> **Exercise details**: Scan the listing below. Report each line that includes "уровень".

■ ■ ■ ■ ■

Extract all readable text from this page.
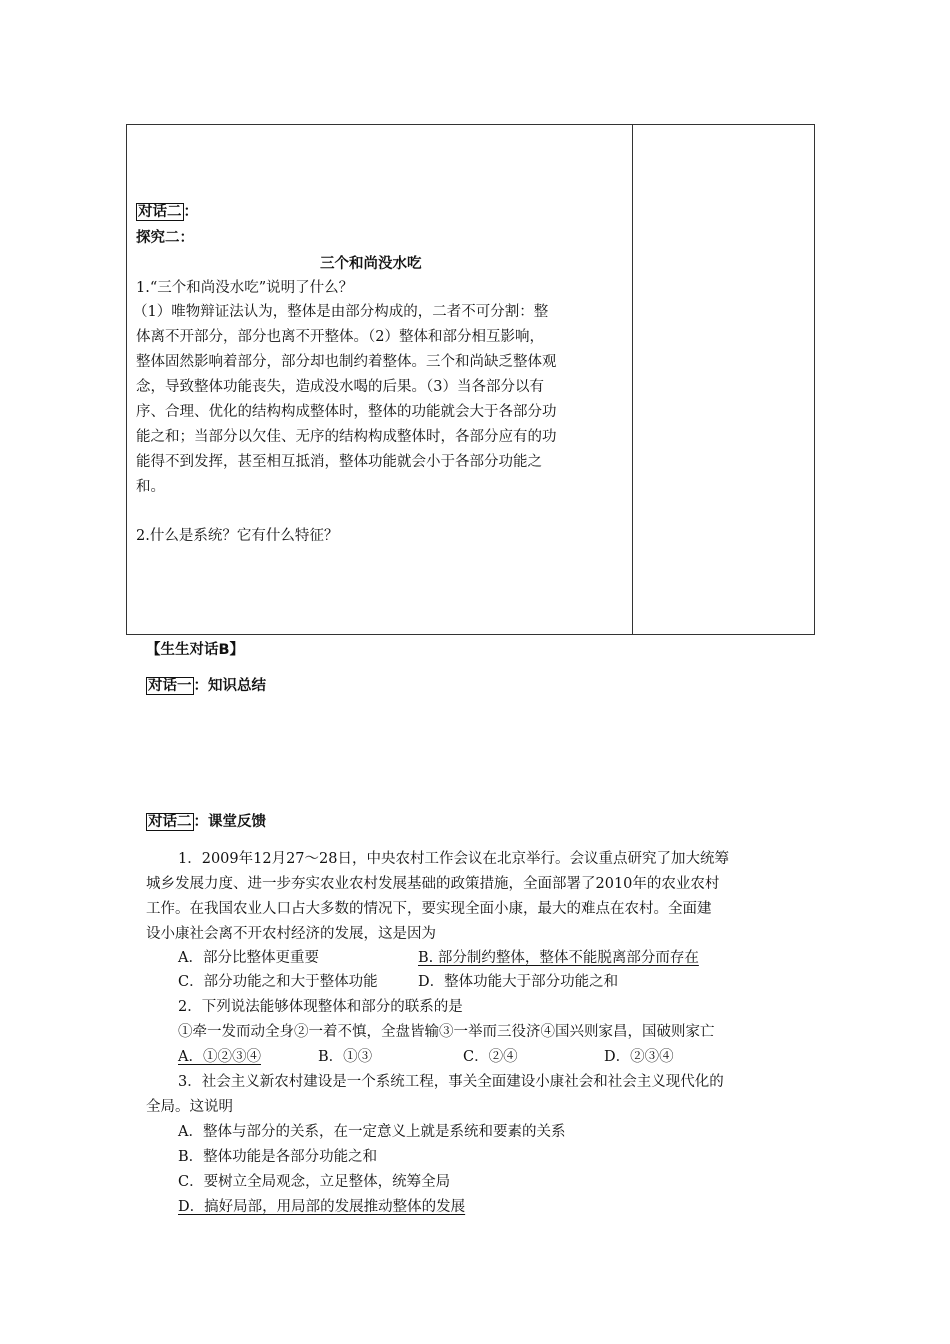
对话二 ：
探究二：
三个和尚没水吃
1.“三个和尚没水吃”说明了什么？
（1）唯物辩证法认为，整体是由部分构成的，二者不可分割：整
体离不开部分，部分也离不开整体。（2）整体和部分相互影响，
整体固然影响着部分，部分却也制约着整体。三个和尚缺乏整体观
念，导致整体功能丧失，造成没水喝的后果。（3）当各部分以有
序、合理、优化的结构构成整体时，整体的功能就会大于各部分功
能之和；当部分以欠佳、无序的结构构成整体时，各部分应有的功
能得不到发挥，甚至相互抵消，整体功能就会小于各部分功能之
和。
2.什么是系统？它有什么特征？
【生生对话B】
对话一 ：知识总结
对话二 ：课堂反馈
1．2009年12月27～28日，中央农村工作会议在北京举行。会议重点研究了加大统筹
城乡发展力度、进一步夯实农业农村发展基础的政策措施，全面部署了2010年的农业农村
工作。在我国农业人口占大多数的情况下，要实现全面小康，最大的难点在农村。全面建
设小康社会离不开农村经济的发展，这是因为
A．部分比整体更重要	B. 部分制约整体，整体不能脱离部分而存在
C．部分功能之和大于整体功能	D．整体功能大于部分功能之和
2．下列说法能够体现整体和部分的联系的是
①牵一发而动全身②一着不慎，全盘皆输③一举而三役济④国兴则家昌，国破则家亡
A．①②③④	B．①③	C．②④	D．②③④
3．社会主义新农村建设是一个系统工程，事关全面建设小康社会和社会主义现代化的
全局。这说明
A．整体与部分的关系，在一定意义上就是系统和要素的关系
B．整体功能是各部分功能之和
C．要树立全局观念，立足整体，统筹全局
D．搞好局部，用局部的发展推动整体的发展
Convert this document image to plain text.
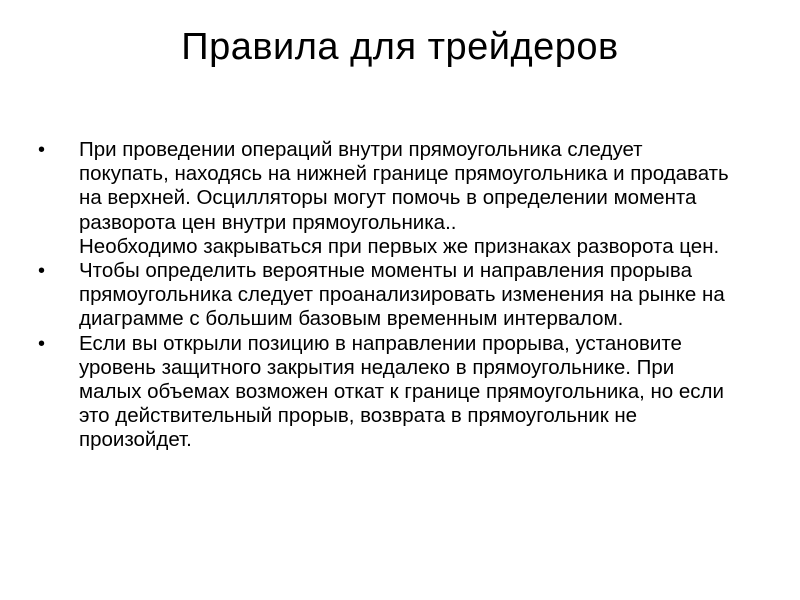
Правила для трейдеров
•	При проведении операций внутри прямоугольника следует покупать, находясь на нижней границе прямоугольника и продавать на верхней. Осцилляторы могут помочь в определении момента разворота цен внутри прямоугольника..
Необходимо закрываться при первых же признаках разворота цен.
•	Чтобы определить вероятные моменты и направления прорыва прямоугольника следует проанализировать изменения на рынке на диаграмме с большим базовым временным интервалом.
•	Если вы открыли позицию в направлении прорыва, установите уровень защитного закрытия недалеко в прямоугольнике. При малых объемах возможен откат к границе прямоугольника, но если это действительный прорыв, возврата в прямоугольник не произойдет.
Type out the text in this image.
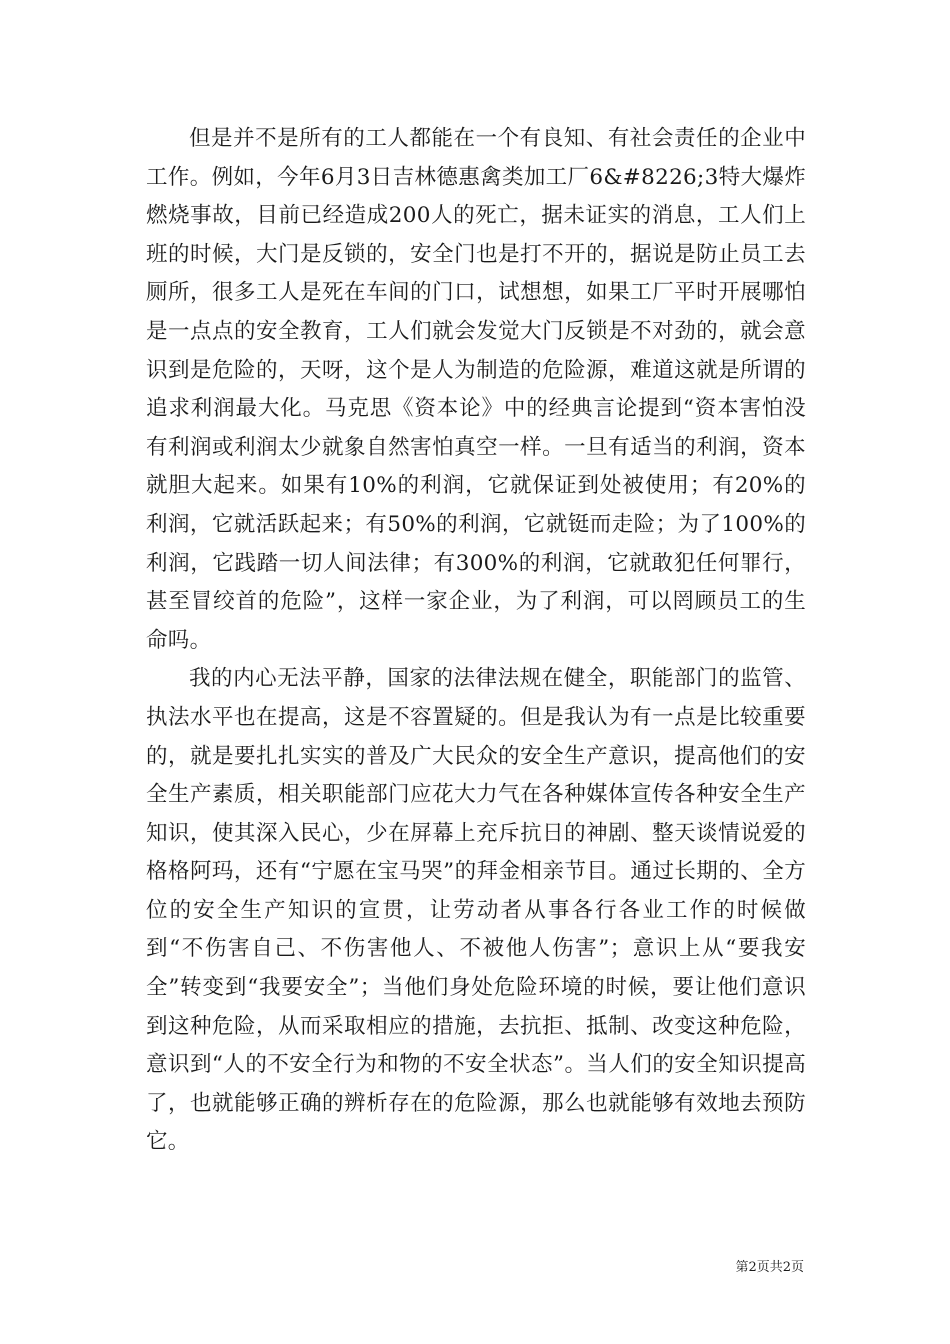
但是并不是所有的工人都能在一个有良知、有社会责任的企业中工作。例如，今年6月3日吉林德惠禽类加工厂6&#8226;3特大爆炸燃烧事故，目前已经造成200人的死亡，据未证实的消息，工人们上班的时候，大门是反锁的，安全门也是打不开的，据说是防止员工去厕所，很多工人是死在车间的门口，试想想，如果工厂平时开展哪怕是一点点的安全教育，工人们就会发觉大门反锁是不对劲的，就会意识到是危险的，天呀，这个是人为制造的危险源，难道这就是所谓的追求利润最大化。马克思《资本论》中的经典言论提到“资本害怕没有利润或利润太少就象自然害怕真空一样。一旦有适当的利润，资本就胆大起来。如果有10%的利润，它就保证到处被使用；有20%的利润，它就活跃起来；有50%的利润，它就铤而走险；为了100%的利润，它践踏一切人间法律；有300%的利润，它就敢犯任何罪行，甚至冒绞首的危险”，这样一家企业，为了利润，可以罔顾员工的生命吗。

我的内心无法平静，国家的法律法规在健全，职能部门的监管、执法水平也在提高，这是不容置疑的。但是我认为有一点是比较重要的，就是要扎扎实实的普及广大民众的安全生产意识，提高他们的安全生产素质，相关职能部门应花大力气在各种媒体宣传各种安全生产知识，使其深入民心，少在屏幕上充斥抗日的神剧、整天谈情说爱的格格阿玛，还有“宁愿在宝马哭”的拜金相亲节目。通过长期的、全方位的安全生产知识的宣贯，让劳动者从事各行各业工作的时候做到“不伤害自己、不伤害他人、不被他人伤害”；意识上从“要我安全”转变到“我要安全”；当他们身处危险环境的时候，要让他们意识到这种危险，从而采取相应的措施，去抗拒、抵制、改变这种危险，意识到“人的不安全行为和物的不安全状态”。当人们的安全知识提高了，也就能够正确的辨析存在的危险源，那么也就能够有效地去预防它。

第2页共2页
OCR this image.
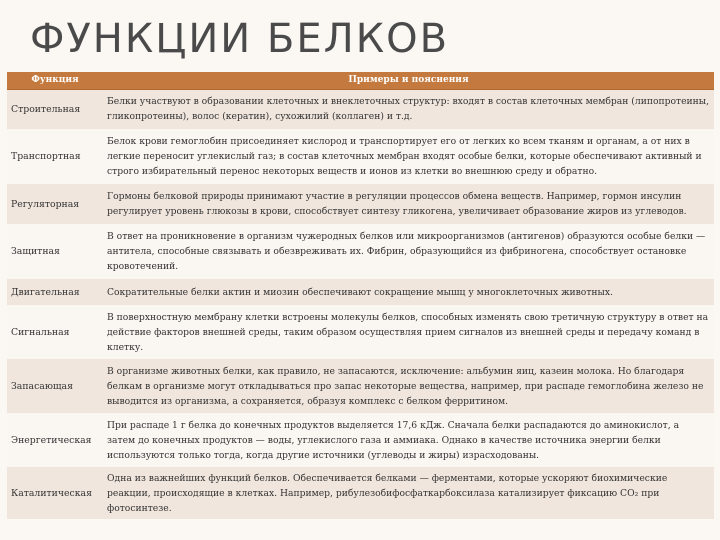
ФУНКЦИИ БЕЛКОВ
Функция	Примеры и пояснения
Строительная	Белки участвуют в образовании клеточных и внеклеточных структур: входят в состав клеточных мембран (липопротеины, гликопротеины), волос (кератин), сухожилий (коллаген) и т.д.
Транспортная	Белок крови гемоглобин присоединяет кислород и транспортирует его от легких ко всем тканям и органам, а от них в легкие переносит углекислый газ; в состав клеточных мембран входят особые белки, которые обеспечивают активный и строго избирательный перенос некоторых веществ и ионов из клетки во внешнюю среду и обратно.
Регуляторная	Гормоны белковой природы принимают участие в регуляции процессов обмена веществ. Например, гормон инсулин регулирует уровень глюкозы в крови, способствует синтезу гликогена, увеличивает образование жиров из углеводов.
Защитная	В ответ на проникновение в организм чужеродных белков или микроорганизмов (антигенов) образуются особые белки — антитела, способные связывать и обезвреживать их. Фибрин, образующийся из фибриногена, способствует остановке кровотечений.
Двигательная	Сократительные белки актин и миозин обеспечивают сокращение мышц у многоклеточных животных.
Сигнальная	В поверхностную мембрану клетки встроены молекулы белков, способных изменять свою третичную структуру в ответ на действие факторов внешней среды, таким образом осуществляя прием сигналов из внешней среды и передачу команд в клетку.
Запасающая	В организме животных белки, как правило, не запасаются, исключение: альбумин яиц, казеин молока. Но благодаря белкам в организме могут откладываться про запас некоторые вещества, например, при распаде гемоглобина железо не выводится из организма, а сохраняется, образуя комплекс с белком ферритином.
Энергетическая	При распаде 1 г белка до конечных продуктов выделяется 17,6 кДж. Сначала белки распадаются до аминокислот, а затем до конечных продуктов — воды, углекислого газа и аммиака. Однако в качестве источника энергии белки используются только тогда, когда другие источники (углеводы и жиры) израсходованы.
Каталитическая	Одна из важнейших функций белков. Обеспечивается белками — ферментами, которые ускоряют биохимические реакции, происходящие в клетках. Например, рибулезобифосфаткарбоксилаза катализирует фиксацию СО₂ при фотосинтезе.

■ ■ ■ ■ ■

> **Answer for this exercise**:
•	Если вы открыли позицию в направлении прорыва, установите уровень защитного закрытия недалеко в прямоугольнике. При малых объемах возможен откат к границе прямоугольника, но если это действительный прорыв, возврата в прямоугольник не произойдет.
Регуляторная	Гормоны белковой природы принимают участие в регуляции процессов обмена веществ. Например, гормон инсулин регулирует уровень глюкозы в крови, способствует синтезу гликогена, увеличивает образование жиров из углеводов.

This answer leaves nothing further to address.